■ Problem statement ■
Each line in the entries below that holds the string "人人创造历史" is to be listed.

■ Data entries ■
——————
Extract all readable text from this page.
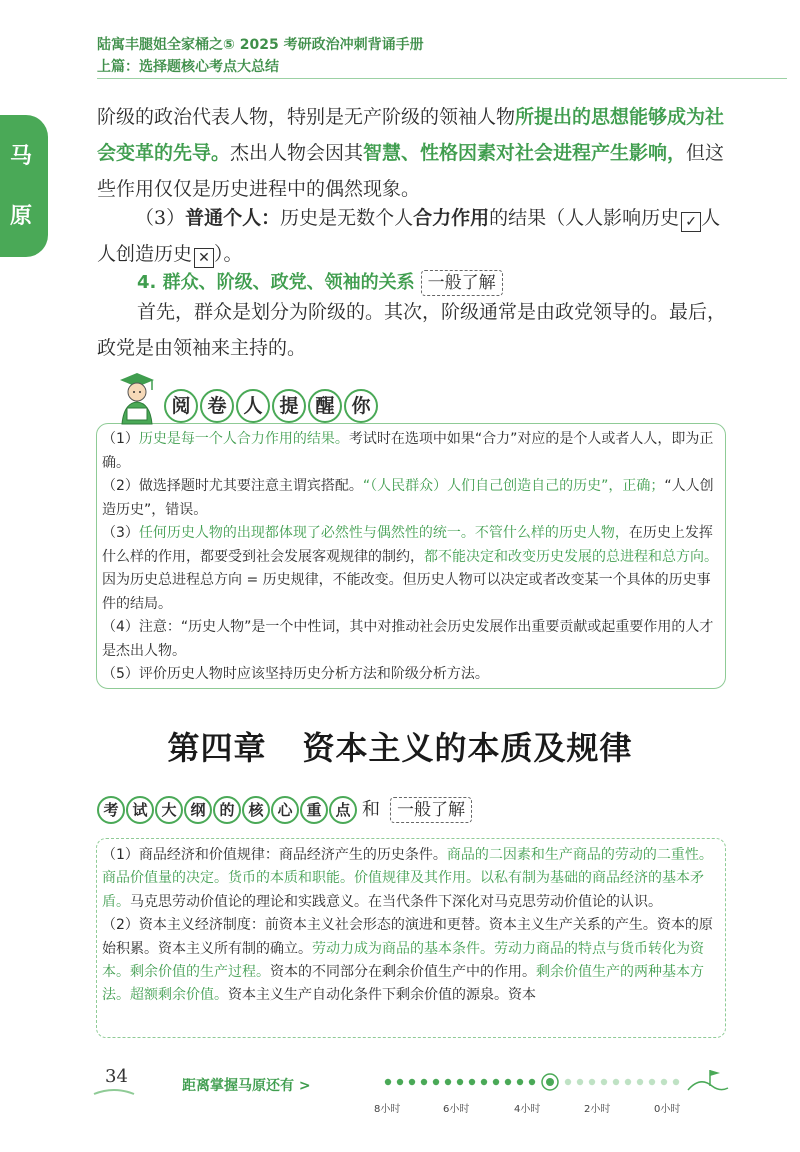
陆寓丰腿姐全家桶之⑤ 2025 考研政治冲刺背诵手册
上篇：选择题核心考点大总结
马
原
阶级的政治代表人物，特别是无产阶级的领袖人物所提出的思想能够成为社会变革的先导。杰出人物会因其智慧、性格因素对社会进程产生影响，但这些作用仅仅是历史进程中的偶然现象。
（3）普通个人：历史是无数个人合力作用的结果（人人影响历史 ✓ 人人创造历史 ✕ ）。
4. 群众、阶级、政党、领袖的关系 一般了解
首先，群众是划分为阶级的。其次，阶级通常是由政党领导的。最后，政党是由领袖来主持的。
阅 卷 人 提 醒 你

（1）历史是每一个人合力作用的结果。考试时在选项中如果“合力”对应的是个人或者人人，即为正确。

（2）做选择题时尤其要注意主谓宾搭配。“（人民群众）人们自己创造自己的历史”，正确；“人人创造历史”，错误。

（3）任何历史人物的出现都体现了必然性与偶然性的统一。不管什么样的历史人物，在历史上发挥什么样的作用，都要受到社会发展客观规律的制约，都不能决定和改变历史发展的总进程和总方向。因为历史总进程总方向 = 历史规律，不能改变。但历史人物可以决定或者改变某一个具体的历史事件的结局。

（4）注意：“历史人物”是一个中性词，其中对推动社会历史发展作出重要贡献或起重要作用的人才是杰出人物。

（5）评价历史人物时应该坚持历史分析方法和阶级分析方法。

第四章 资本主义的本质及规律
考 试 大 纲 的 核 心 重 点 和 一般了解

（1）商品经济和价值规律：商品经济产生的历史条件。商品的二因素和生产商品的劳动的二重性。商品价值量的决定。货币的本质和职能。价值规律及其作用。以私有制为基础的商品经济的基本矛盾。马克思劳动价值论的理论和实践意义。在当代条件下深化对马克思劳动价值论的认识。

（2）资本主义经济制度：前资本主义社会形态的演进和更替。资本主义生产关系的产生。资本的原始积累。资本主义所有制的确立。劳动力成为商品的基本条件。劳动力商品的特点与货币转化为资本。剩余价值的生产过程。资本的不同部分在剩余价值生产中的作用。剩余价值生产的两种基本方法。超额剩余价值。资本主义生产自动化条件下剩余价值的源泉。资本

34	距离掌握马原还有 >
8小时	6小时	4小时	2小时	0小时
——————
■ Task result ■
（3）普通个人：历史是无数个人合力作用的结果（人人影响历史 ✓ 人人创造历史 ✕ ）。
（2）做选择题时尤其要注意主谓宾搭配。“（人民群众）人们自己创造自己的历史”，正确；“人人创造历史”，错误。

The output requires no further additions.